▶ [Goal] All of the entries must be reproduced exactly, with no images carried over.

Records from a data source:

|---|

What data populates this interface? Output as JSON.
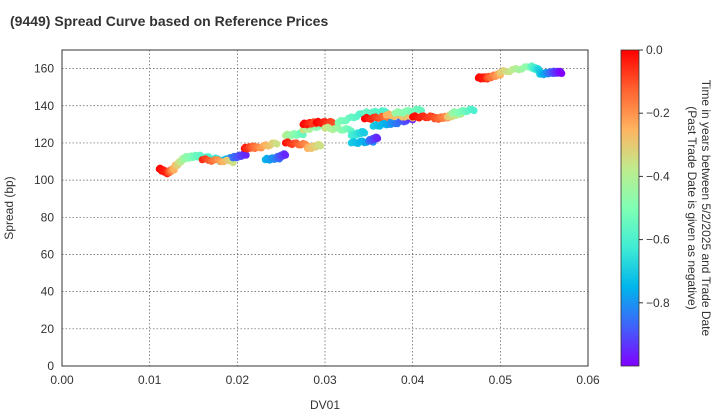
{
  "chart_data": {
    "type": "scatter",
    "title": "(9449)   Spread Curve based on Reference Prices",
    "xlabel": "DV01",
    "ylabel": "Spread (bp)",
    "xlim": [
      0.0,
      0.06
    ],
    "ylim": [
      0,
      170
    ],
    "x_ticks": [
      "0.00",
      "0.01",
      "0.02",
      "0.03",
      "0.04",
      "0.05",
      "0.06"
    ],
    "y_ticks": [
      "0",
      "20",
      "40",
      "60",
      "80",
      "100",
      "120",
      "140",
      "160"
    ],
    "grid": true,
    "colorbar": {
      "label_line1": "Time in years between 5/2/2025 and Trade Date",
      "label_line2": "(Past Trade Date is given as negative)",
      "range": [
        -1.0,
        0.0
      ],
      "ticks": [
        "0.0",
        "−0.2",
        "−0.4",
        "−0.6",
        "−0.8"
      ],
      "colormap": "rainbow"
    },
    "segments": [
      {
        "x": [
          0.0111,
          0.012
        ],
        "y": [
          106,
          104
        ],
        "t": [
          0.0,
          -0.05
        ]
      },
      {
        "x": [
          0.012,
          0.0128
        ],
        "y": [
          104,
          106
        ],
        "t": [
          -0.05,
          -0.25
        ]
      },
      {
        "x": [
          0.0128,
          0.014
        ],
        "y": [
          107,
          112
        ],
        "t": [
          -0.25,
          -0.45
        ]
      },
      {
        "x": [
          0.014,
          0.0155
        ],
        "y": [
          112,
          113
        ],
        "t": [
          -0.45,
          -0.55
        ]
      },
      {
        "x": [
          0.0155,
          0.018
        ],
        "y": [
          113,
          111
        ],
        "t": [
          -0.55,
          -0.65
        ]
      },
      {
        "x": [
          0.018,
          0.0195
        ],
        "y": [
          110,
          112
        ],
        "t": [
          -0.65,
          -0.85
        ]
      },
      {
        "x": [
          0.016,
          0.0195
        ],
        "y": [
          111,
          110
        ],
        "t": [
          -0.05,
          -0.35
        ]
      },
      {
        "x": [
          0.0195,
          0.021
        ],
        "y": [
          112,
          114
        ],
        "t": [
          -0.85,
          -0.95
        ]
      },
      {
        "x": [
          0.0208,
          0.022
        ],
        "y": [
          117,
          118
        ],
        "t": [
          -0.02,
          -0.15
        ]
      },
      {
        "x": [
          0.022,
          0.0245
        ],
        "y": [
          117,
          120
        ],
        "t": [
          -0.15,
          -0.35
        ]
      },
      {
        "x": [
          0.0232,
          0.0248
        ],
        "y": [
          111,
          112
        ],
        "t": [
          -0.75,
          -0.85
        ]
      },
      {
        "x": [
          0.0245,
          0.0255
        ],
        "y": [
          112,
          114
        ],
        "t": [
          -0.85,
          -0.95
        ]
      },
      {
        "x": [
          0.0255,
          0.0275
        ],
        "y": [
          124,
          125
        ],
        "t": [
          -0.4,
          -0.55
        ]
      },
      {
        "x": [
          0.0255,
          0.028
        ],
        "y": [
          120,
          119
        ],
        "t": [
          -0.02,
          -0.2
        ]
      },
      {
        "x": [
          0.028,
          0.0295
        ],
        "y": [
          117,
          119
        ],
        "t": [
          -0.25,
          -0.35
        ]
      },
      {
        "x": [
          0.0275,
          0.03
        ],
        "y": [
          127,
          130
        ],
        "t": [
          -0.35,
          -0.55
        ]
      },
      {
        "x": [
          0.0275,
          0.029
        ],
        "y": [
          130,
          131
        ],
        "t": [
          -0.0,
          -0.1
        ]
      },
      {
        "x": [
          0.029,
          0.031
        ],
        "y": [
          131,
          131
        ],
        "t": [
          -0.0,
          -0.1
        ]
      },
      {
        "x": [
          0.03,
          0.033
        ],
        "y": [
          128,
          127
        ],
        "t": [
          -0.35,
          -0.55
        ]
      },
      {
        "x": [
          0.0315,
          0.0345
        ],
        "y": [
          131,
          136
        ],
        "t": [
          -0.5,
          -0.6
        ]
      },
      {
        "x": [
          0.033,
          0.0345
        ],
        "y": [
          124,
          126
        ],
        "t": [
          -0.6,
          -0.7
        ]
      },
      {
        "x": [
          0.033,
          0.0355
        ],
        "y": [
          120,
          121
        ],
        "t": [
          -0.7,
          -0.8
        ]
      },
      {
        "x": [
          0.035,
          0.036
        ],
        "y": [
          121,
          123
        ],
        "t": [
          -0.85,
          -0.95
        ]
      },
      {
        "x": [
          0.0345,
          0.037
        ],
        "y": [
          136,
          137
        ],
        "t": [
          -0.55,
          -0.6
        ]
      },
      {
        "x": [
          0.0345,
          0.037
        ],
        "y": [
          133,
          134
        ],
        "t": [
          -0.0,
          -0.15
        ]
      },
      {
        "x": [
          0.0355,
          0.038
        ],
        "y": [
          129,
          131
        ],
        "t": [
          -0.7,
          -0.8
        ]
      },
      {
        "x": [
          0.0375,
          0.04
        ],
        "y": [
          130,
          133
        ],
        "t": [
          -0.8,
          -0.95
        ]
      },
      {
        "x": [
          0.037,
          0.04
        ],
        "y": [
          135,
          134
        ],
        "t": [
          -0.25,
          -0.3
        ]
      },
      {
        "x": [
          0.038,
          0.041
        ],
        "y": [
          136,
          138
        ],
        "t": [
          -0.45,
          -0.55
        ]
      },
      {
        "x": [
          0.04,
          0.0425
        ],
        "y": [
          134,
          134
        ],
        "t": [
          -0.0,
          -0.1
        ]
      },
      {
        "x": [
          0.0425,
          0.044
        ],
        "y": [
          133,
          134
        ],
        "t": [
          -0.1,
          -0.2
        ]
      },
      {
        "x": [
          0.044,
          0.0455
        ],
        "y": [
          134,
          136
        ],
        "t": [
          -0.3,
          -0.4
        ]
      },
      {
        "x": [
          0.0445,
          0.047
        ],
        "y": [
          136,
          138
        ],
        "t": [
          -0.45,
          -0.6
        ]
      },
      {
        "x": [
          0.0475,
          0.0485
        ],
        "y": [
          155,
          155
        ],
        "t": [
          -0.0,
          -0.05
        ]
      },
      {
        "x": [
          0.0485,
          0.05
        ],
        "y": [
          155,
          157
        ],
        "t": [
          -0.1,
          -0.25
        ]
      },
      {
        "x": [
          0.05,
          0.0535
        ],
        "y": [
          158,
          161
        ],
        "t": [
          -0.3,
          -0.5
        ]
      },
      {
        "x": [
          0.0535,
          0.0545
        ],
        "y": [
          161,
          159
        ],
        "t": [
          -0.55,
          -0.7
        ]
      },
      {
        "x": [
          0.0545,
          0.056
        ],
        "y": [
          157,
          158
        ],
        "t": [
          -0.7,
          -0.9
        ]
      },
      {
        "x": [
          0.056,
          0.057
        ],
        "y": [
          158,
          158
        ],
        "t": [
          -0.9,
          -1.0
        ]
      }
    ]
  }
}
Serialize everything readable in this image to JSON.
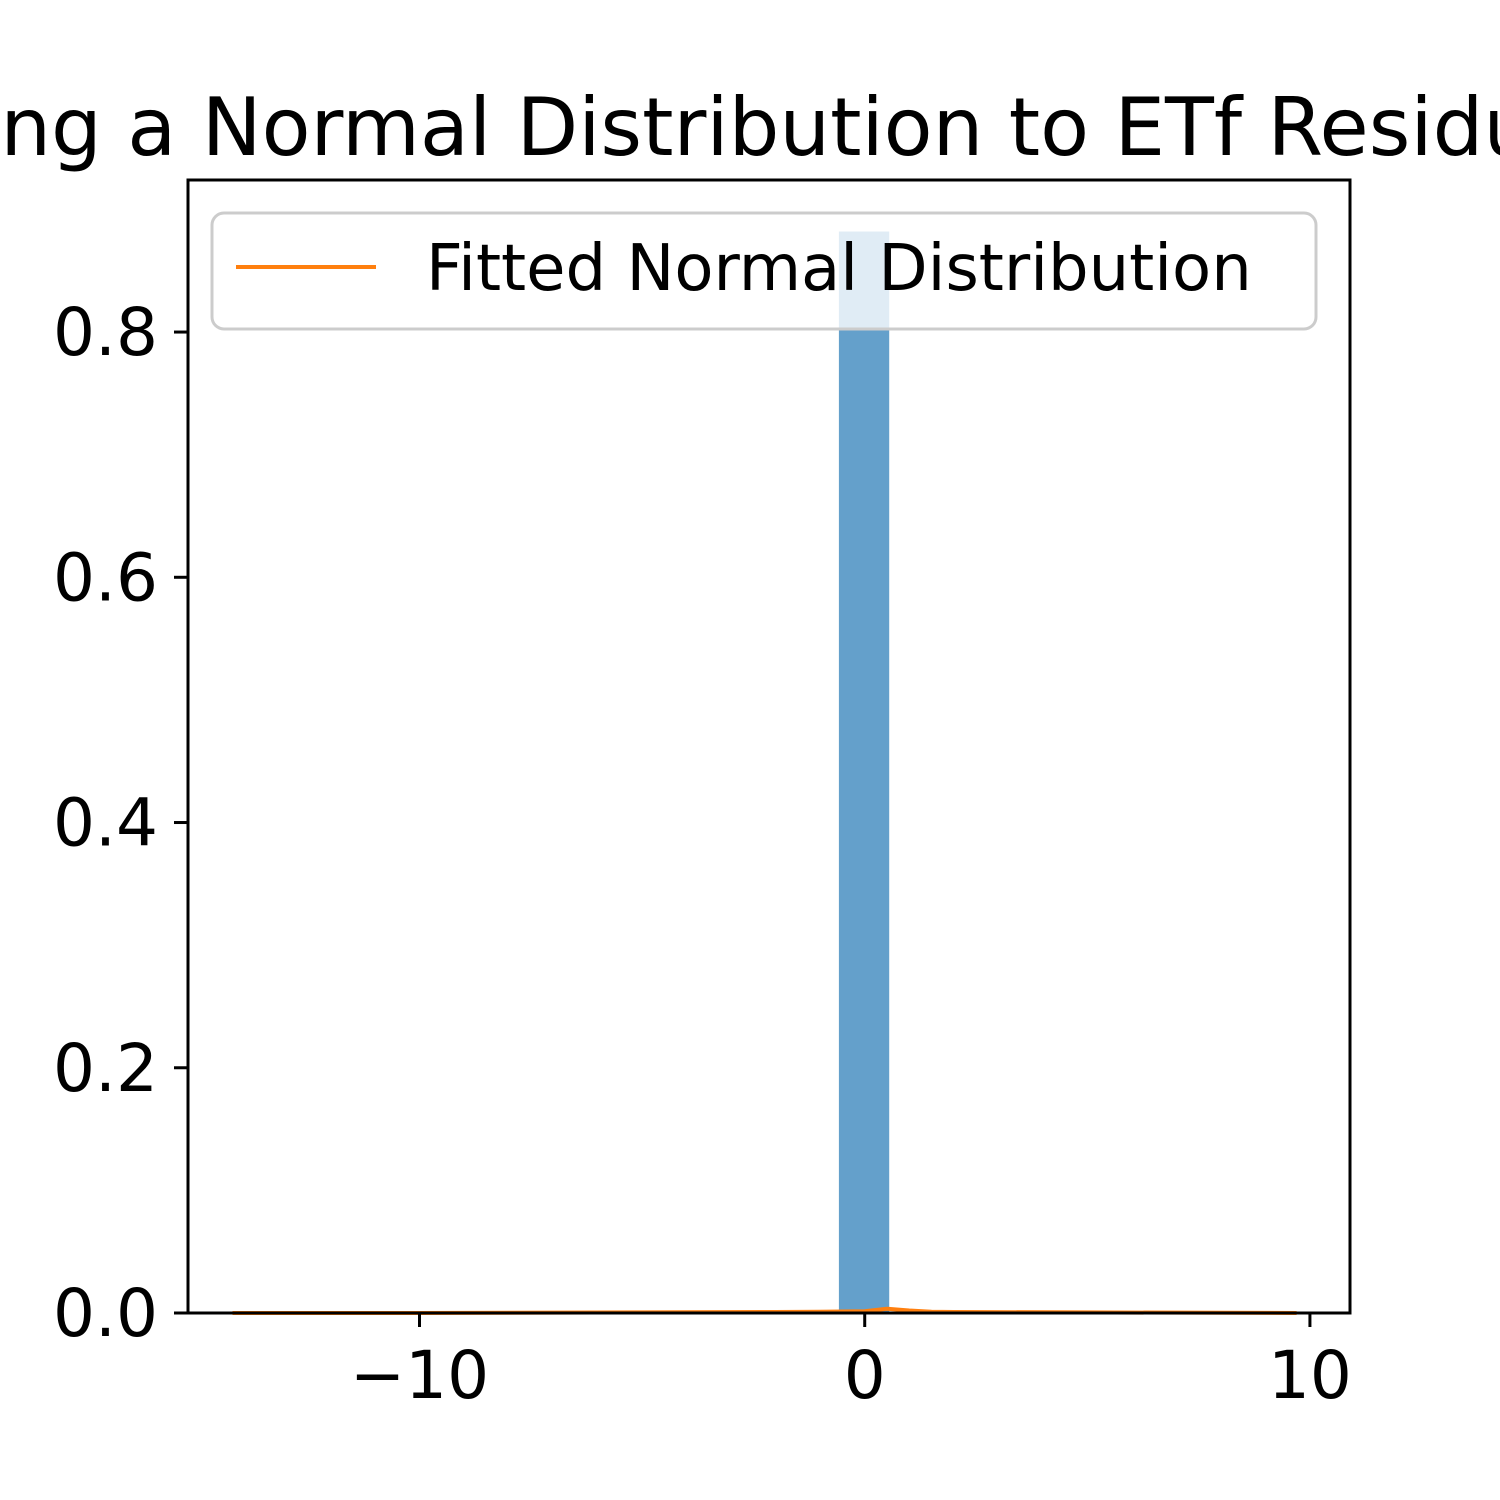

|---|

▶ [Written reply]
What data populates this interface? Output as JSON.
{
  "chart_data": {
    "type": "scatter",
    "title": "(9449)   Spread Curve based on Reference Prices",
    "xlabel": "DV01",
    "ylabel": "Spread (bp)",
    "xlim": [
      0.0,
      0.06
    ],
    "ylim": [
      0,
      170
    ],
    "x_ticks": [
      "0.00",
      "0.01",
      "0.02",
      "0.03",
      "0.04",
      "0.05",
      "0.06"
    ],
    "y_ticks": [
      "0",
      "20",
      "40",
      "60",
      "80",
      "100",
      "120",
      "140",
      "160"
    ],
    "grid": true,
    "colorbar": {
      "label_line1": "Time in years between 5/2/2025 and Trade Date",
      "label_line2": "(Past Trade Date is given as negative)",
      "range": [
        -1.0,
        0.0
      ],
      "ticks": [
        "0.0",
        "−0.2",
        "−0.4",
        "−0.6",
        "−0.8"
      ],
      "colormap": "rainbow"
    },
    "segments": [
      {
        "x": [
          0.0111,
          0.012
        ],
        "y": [
          106,
          104
        ],
        "t": [
          0.0,
          -0.05
        ]
      },
      {
        "x": [
          0.012,
          0.0128
        ],
        "y": [
          104,
          106
        ],
        "t": [
          -0.05,
          -0.25
        ]
      },
      {
        "x": [
          0.0128,
          0.014
        ],
        "y": [
          107,
          112
        ],
        "t": [
          -0.25,
          -0.45
        ]
      },
      {
        "x": [
          0.014,
          0.0155
        ],
        "y": [
          112,
          113
        ],
        "t": [
          -0.45,
          -0.55
        ]
      },
      {
        "x": [
          0.0155,
          0.018
        ],
        "y": [
          113,
          111
        ],
        "t": [
          -0.55,
          -0.65
        ]
      },
      {
        "x": [
          0.018,
          0.0195
        ],
        "y": [
          110,
          112
        ],
        "t": [
          -0.65,
          -0.85
        ]
      },
      {
        "x": [
          0.016,
          0.0195
        ],
        "y": [
          111,
          110
        ],
        "t": [
          -0.05,
          -0.35
        ]
      },
      {
        "x": [
          0.0195,
          0.021
        ],
        "y": [
          112,
          114
        ],
        "t": [
          -0.85,
          -0.95
        ]
      },
      {
        "x": [
          0.0208,
          0.022
        ],
        "y": [
          117,
          118
        ],
        "t": [
          -0.02,
          -0.15
        ]
      },
      {
        "x": [
          0.022,
          0.0245
        ],
        "y": [
          117,
          120
        ],
        "t": [
          -0.15,
          -0.35
        ]
      },
      {
        "x": [
          0.0232,
          0.0248
        ],
        "y": [
          111,
          112
        ],
        "t": [
          -0.75,
          -0.85
        ]
      },
      {
        "x": [
          0.0245,
          0.0255
        ],
        "y": [
          112,
          114
        ],
        "t": [
          -0.85,
          -0.95
        ]
      },
      {
        "x": [
          0.0255,
          0.0275
        ],
        "y": [
          124,
          125
        ],
        "t": [
          -0.4,
          -0.55
        ]
      },
      {
        "x": [
          0.0255,
          0.028
        ],
        "y": [
          120,
          119
        ],
        "t": [
          -0.02,
          -0.2
        ]
      },
      {
        "x": [
          0.028,
          0.0295
        ],
        "y": [
          117,
          119
        ],
        "t": [
          -0.25,
          -0.35
        ]
      },
      {
        "x": [
          0.0275,
          0.03
        ],
        "y": [
          127,
          130
        ],
        "t": [
          -0.35,
          -0.55
        ]
      },
      {
        "x": [
          0.0275,
          0.029
        ],
        "y": [
          130,
          131
        ],
        "t": [
          -0.0,
          -0.1
        ]
      },
      {
        "x": [
          0.029,
          0.031
        ],
        "y": [
          131,
          131
        ],
        "t": [
          -0.0,
          -0.1
        ]
      },
      {
        "x": [
          0.03,
          0.033
        ],
        "y": [
          128,
          127
        ],
        "t": [
          -0.35,
          -0.55
        ]
      },
      {
        "x": [
          0.0315,
          0.0345
        ],
        "y": [
          131,
          136
        ],
        "t": [
          -0.5,
          -0.6
        ]
      },
      {
        "x": [
          0.033,
          0.0345
        ],
        "y": [
          124,
          126
        ],
        "t": [
          -0.6,
          -0.7
        ]
      },
      {
        "x": [
          0.033,
          0.0355
        ],
        "y": [
          120,
          121
        ],
        "t": [
          -0.7,
          -0.8
        ]
      },
      {
        "x": [
          0.035,
          0.036
        ],
        "y": [
          121,
          123
        ],
        "t": [
          -0.85,
          -0.95
        ]
      },
      {
        "x": [
          0.0345,
          0.037
        ],
        "y": [
          136,
          137
        ],
        "t": [
          -0.55,
          -0.6
        ]
      },
      {
        "x": [
          0.0345,
          0.037
        ],
        "y": [
          133,
          134
        ],
        "t": [
          -0.0,
          -0.15
        ]
      },
      {
        "x": [
          0.0355,
          0.038
        ],
        "y": [
          129,
          131
        ],
        "t": [
          -0.7,
          -0.8
        ]
      },
      {
        "x": [
          0.0375,
          0.04
        ],
        "y": [
          130,
          133
        ],
        "t": [
          -0.8,
          -0.95
        ]
      },
      {
        "x": [
          0.037,
          0.04
        ],
        "y": [
          135,
          134
        ],
        "t": [
          -0.25,
          -0.3
        ]
      },
      {
        "x": [
          0.038,
          0.041
        ],
        "y": [
          136,
          138
        ],
        "t": [
          -0.45,
          -0.55
        ]
      },
      {
        "x": [
          0.04,
          0.0425
        ],
        "y": [
          134,
          134
        ],
        "t": [
          -0.0,
          -0.1
        ]
      },
      {
        "x": [
          0.0425,
          0.044
        ],
        "y": [
          133,
          134
        ],
        "t": [
          -0.1,
          -0.2
        ]
      },
      {
        "x": [
          0.044,
          0.0455
        ],
        "y": [
          134,
          136
        ],
        "t": [
          -0.3,
          -0.4
        ]
      },
      {
        "x": [
          0.0445,
          0.047
        ],
        "y": [
          136,
          138
        ],
        "t": [
          -0.45,
          -0.6
        ]
      },
      {
        "x": [
          0.0475,
          0.0485
        ],
        "y": [
          155,
          155
        ],
        "t": [
          -0.0,
          -0.05
        ]
      },
      {
        "x": [
          0.0485,
          0.05
        ],
        "y": [
          155,
          157
        ],
        "t": [
          -0.1,
          -0.25
        ]
      },
      {
        "x": [
          0.05,
          0.0535
        ],
        "y": [
          158,
          161
        ],
        "t": [
          -0.3,
          -0.5
        ]
      },
      {
        "x": [
          0.0535,
          0.0545
        ],
        "y": [
          161,
          159
        ],
        "t": [
          -0.55,
          -0.7
        ]
      },
      {
        "x": [
          0.0545,
          0.056
        ],
        "y": [
          157,
          158
        ],
        "t": [
          -0.7,
          -0.9
        ]
      },
      {
        "x": [
          0.056,
          0.057
        ],
        "y": [
          158,
          158
        ],
        "t": [
          -0.9,
          -1.0
        ]
      }
    ]
  }
}
Serialize everything readable in this image to JSON.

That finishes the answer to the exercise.